Records from a collection of figures =
──────────────────────────────
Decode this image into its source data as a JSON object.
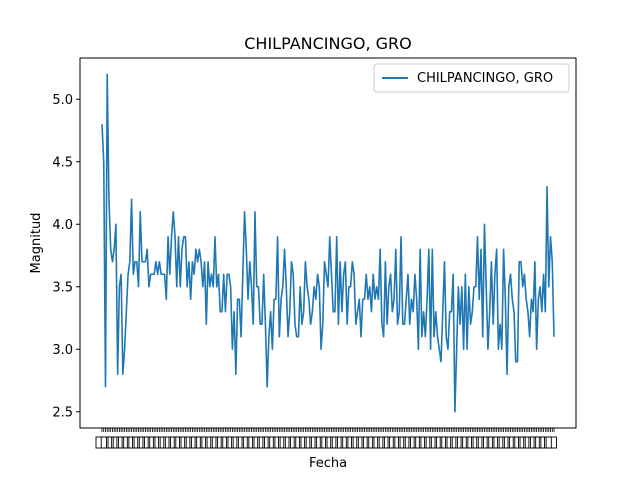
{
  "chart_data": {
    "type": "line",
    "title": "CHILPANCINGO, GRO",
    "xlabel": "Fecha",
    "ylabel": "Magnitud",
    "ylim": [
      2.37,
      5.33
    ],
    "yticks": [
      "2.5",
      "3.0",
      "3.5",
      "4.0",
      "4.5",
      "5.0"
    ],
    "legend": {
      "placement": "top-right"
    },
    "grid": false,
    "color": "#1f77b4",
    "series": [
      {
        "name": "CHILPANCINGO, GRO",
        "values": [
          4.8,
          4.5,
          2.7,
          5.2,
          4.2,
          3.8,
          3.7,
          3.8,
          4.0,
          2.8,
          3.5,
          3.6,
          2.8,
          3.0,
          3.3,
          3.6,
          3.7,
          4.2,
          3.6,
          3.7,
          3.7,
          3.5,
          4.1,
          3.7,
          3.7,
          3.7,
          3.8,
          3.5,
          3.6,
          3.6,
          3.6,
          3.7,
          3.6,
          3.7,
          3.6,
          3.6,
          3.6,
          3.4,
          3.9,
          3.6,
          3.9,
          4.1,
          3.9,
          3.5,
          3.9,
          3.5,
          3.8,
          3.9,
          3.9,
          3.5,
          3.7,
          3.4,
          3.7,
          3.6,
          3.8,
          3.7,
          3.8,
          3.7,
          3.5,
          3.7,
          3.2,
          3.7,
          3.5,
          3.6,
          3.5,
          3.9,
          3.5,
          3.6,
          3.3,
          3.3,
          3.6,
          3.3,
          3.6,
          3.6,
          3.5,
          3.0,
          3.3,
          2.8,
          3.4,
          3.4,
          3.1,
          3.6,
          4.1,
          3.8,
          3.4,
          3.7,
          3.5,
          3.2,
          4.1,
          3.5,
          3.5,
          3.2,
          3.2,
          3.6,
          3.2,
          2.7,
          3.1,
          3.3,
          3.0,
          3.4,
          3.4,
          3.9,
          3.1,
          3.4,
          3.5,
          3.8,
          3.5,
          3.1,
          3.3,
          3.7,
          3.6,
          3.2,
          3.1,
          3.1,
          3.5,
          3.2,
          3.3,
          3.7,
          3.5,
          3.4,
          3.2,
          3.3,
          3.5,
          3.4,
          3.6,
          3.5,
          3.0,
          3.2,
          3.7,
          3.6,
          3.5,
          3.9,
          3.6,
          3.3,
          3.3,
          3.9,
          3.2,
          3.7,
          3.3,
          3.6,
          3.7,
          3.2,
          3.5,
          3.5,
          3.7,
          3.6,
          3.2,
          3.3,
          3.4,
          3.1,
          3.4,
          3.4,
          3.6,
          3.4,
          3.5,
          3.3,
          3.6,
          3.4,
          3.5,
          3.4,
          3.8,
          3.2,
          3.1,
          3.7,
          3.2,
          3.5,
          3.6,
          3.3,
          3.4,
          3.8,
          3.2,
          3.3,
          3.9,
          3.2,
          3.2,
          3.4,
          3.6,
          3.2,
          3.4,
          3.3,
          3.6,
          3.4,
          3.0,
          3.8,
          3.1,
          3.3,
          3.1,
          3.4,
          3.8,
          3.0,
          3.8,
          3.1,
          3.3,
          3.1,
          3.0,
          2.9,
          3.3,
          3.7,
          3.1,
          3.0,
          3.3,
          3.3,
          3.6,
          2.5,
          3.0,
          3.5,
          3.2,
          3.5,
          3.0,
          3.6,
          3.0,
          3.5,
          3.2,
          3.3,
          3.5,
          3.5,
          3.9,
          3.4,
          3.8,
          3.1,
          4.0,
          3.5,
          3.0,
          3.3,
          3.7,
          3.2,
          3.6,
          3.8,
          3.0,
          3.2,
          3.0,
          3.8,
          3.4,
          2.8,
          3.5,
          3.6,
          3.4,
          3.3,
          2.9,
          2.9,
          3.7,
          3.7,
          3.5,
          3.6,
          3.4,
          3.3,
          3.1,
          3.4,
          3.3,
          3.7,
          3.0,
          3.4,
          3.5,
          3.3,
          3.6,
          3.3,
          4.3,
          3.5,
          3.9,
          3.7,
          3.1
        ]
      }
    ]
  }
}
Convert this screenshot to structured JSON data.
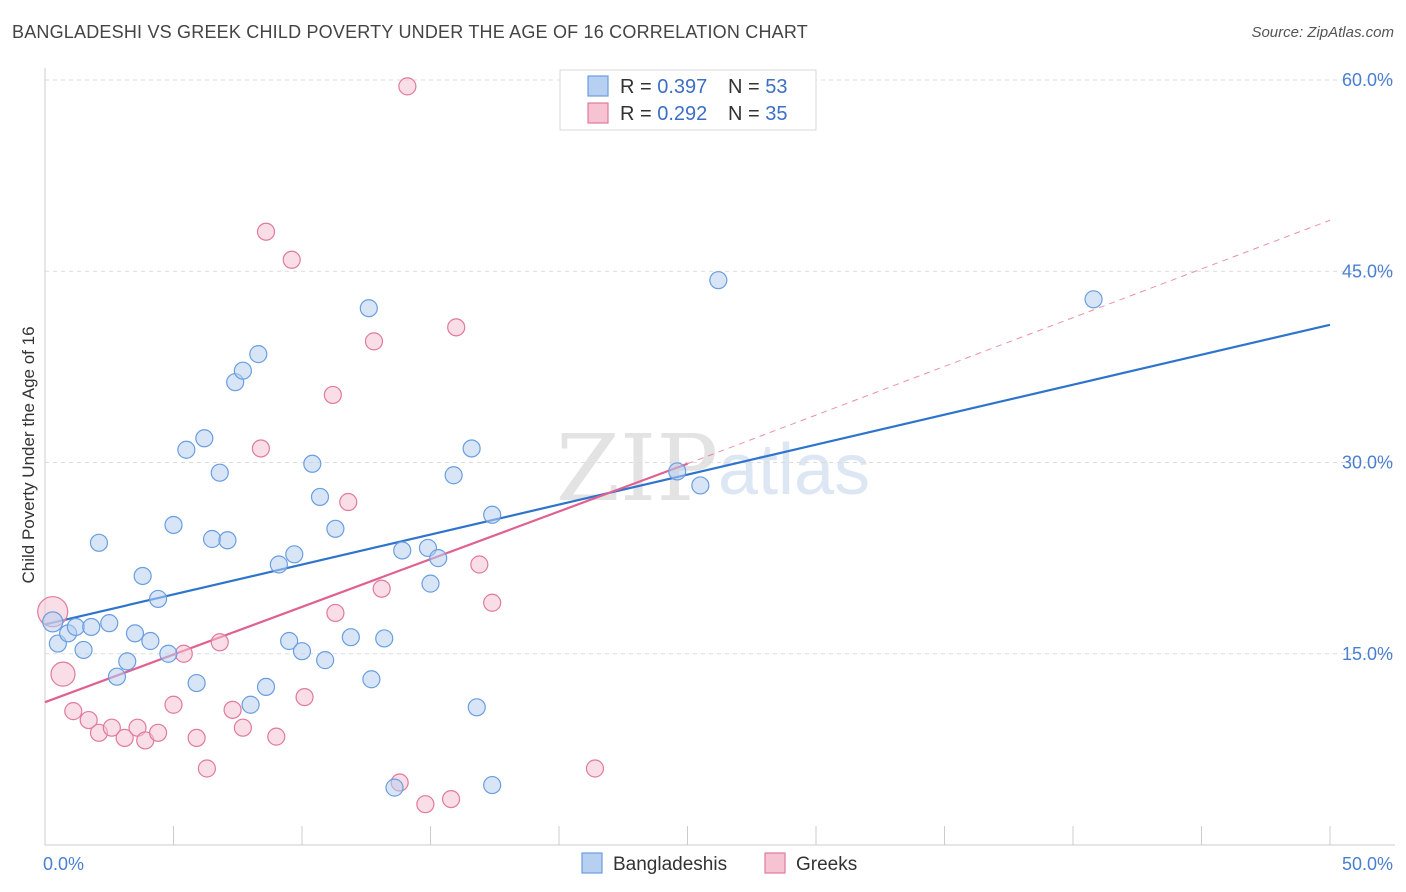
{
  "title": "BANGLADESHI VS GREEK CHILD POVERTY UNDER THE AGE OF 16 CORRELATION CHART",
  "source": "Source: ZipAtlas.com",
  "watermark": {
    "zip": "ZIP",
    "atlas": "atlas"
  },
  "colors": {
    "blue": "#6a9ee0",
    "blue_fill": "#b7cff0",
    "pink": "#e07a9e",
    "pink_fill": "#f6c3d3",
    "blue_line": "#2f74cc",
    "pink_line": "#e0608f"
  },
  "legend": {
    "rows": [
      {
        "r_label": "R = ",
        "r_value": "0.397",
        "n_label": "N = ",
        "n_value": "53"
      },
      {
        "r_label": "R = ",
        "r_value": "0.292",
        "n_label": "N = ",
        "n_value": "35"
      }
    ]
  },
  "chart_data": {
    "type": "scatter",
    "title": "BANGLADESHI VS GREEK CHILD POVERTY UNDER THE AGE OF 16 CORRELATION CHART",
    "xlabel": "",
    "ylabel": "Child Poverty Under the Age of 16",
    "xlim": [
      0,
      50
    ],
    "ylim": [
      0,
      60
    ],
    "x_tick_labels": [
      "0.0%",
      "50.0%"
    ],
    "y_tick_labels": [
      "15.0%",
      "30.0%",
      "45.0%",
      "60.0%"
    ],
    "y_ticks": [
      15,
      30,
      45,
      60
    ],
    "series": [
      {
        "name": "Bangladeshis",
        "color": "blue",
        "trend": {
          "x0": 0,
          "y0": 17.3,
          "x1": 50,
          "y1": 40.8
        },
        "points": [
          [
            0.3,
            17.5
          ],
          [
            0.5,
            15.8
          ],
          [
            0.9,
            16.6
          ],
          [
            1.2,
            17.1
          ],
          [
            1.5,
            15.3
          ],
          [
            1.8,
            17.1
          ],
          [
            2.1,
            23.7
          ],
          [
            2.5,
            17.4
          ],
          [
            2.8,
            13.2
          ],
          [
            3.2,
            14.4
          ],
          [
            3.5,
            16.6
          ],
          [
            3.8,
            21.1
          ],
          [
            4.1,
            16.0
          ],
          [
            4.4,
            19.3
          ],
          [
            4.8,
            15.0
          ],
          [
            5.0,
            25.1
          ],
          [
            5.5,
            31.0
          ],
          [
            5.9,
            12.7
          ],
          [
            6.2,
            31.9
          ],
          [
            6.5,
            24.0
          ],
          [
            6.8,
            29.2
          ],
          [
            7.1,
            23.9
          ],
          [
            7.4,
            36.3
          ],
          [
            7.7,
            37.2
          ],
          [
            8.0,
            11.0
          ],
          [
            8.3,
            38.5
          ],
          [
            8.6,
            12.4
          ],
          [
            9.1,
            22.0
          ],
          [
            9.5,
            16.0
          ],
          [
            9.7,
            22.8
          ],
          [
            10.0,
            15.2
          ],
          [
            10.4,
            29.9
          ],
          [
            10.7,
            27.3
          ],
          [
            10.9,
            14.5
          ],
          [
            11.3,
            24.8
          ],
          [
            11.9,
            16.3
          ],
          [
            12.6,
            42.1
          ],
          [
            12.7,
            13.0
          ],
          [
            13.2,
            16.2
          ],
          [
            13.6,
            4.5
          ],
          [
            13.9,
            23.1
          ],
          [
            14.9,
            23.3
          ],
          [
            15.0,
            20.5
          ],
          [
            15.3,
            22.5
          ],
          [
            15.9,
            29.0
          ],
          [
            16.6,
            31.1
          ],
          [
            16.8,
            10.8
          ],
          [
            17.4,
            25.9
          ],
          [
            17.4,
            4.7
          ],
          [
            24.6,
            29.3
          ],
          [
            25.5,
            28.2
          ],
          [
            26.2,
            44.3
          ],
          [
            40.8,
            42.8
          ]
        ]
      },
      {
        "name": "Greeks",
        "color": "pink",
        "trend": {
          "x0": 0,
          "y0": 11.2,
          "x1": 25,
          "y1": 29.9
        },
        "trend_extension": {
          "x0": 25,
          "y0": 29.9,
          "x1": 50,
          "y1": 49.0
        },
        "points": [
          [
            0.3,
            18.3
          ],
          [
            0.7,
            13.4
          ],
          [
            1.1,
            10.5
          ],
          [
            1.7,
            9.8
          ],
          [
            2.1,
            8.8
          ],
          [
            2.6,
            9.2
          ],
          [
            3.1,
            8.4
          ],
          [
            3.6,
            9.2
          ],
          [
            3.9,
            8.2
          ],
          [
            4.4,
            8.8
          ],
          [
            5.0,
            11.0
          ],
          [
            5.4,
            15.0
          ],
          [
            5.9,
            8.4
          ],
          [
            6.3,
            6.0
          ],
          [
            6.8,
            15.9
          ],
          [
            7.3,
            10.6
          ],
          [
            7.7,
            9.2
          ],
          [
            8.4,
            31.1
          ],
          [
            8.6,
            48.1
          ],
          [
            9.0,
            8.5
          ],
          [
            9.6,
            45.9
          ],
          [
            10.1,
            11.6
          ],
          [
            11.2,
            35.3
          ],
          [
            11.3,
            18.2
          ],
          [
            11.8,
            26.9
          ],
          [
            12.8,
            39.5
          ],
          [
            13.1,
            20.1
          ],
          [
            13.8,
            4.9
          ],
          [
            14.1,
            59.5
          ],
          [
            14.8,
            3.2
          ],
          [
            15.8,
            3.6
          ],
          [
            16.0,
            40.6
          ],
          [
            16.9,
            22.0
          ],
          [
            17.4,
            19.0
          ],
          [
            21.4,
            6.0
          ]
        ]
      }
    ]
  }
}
──────────────────────────────
Find all lines where the word "this" appears. Copy them.

Solution to the problem =
Decode this image into its source data as a JSON object.
Convert this screenshot to structured JSON data.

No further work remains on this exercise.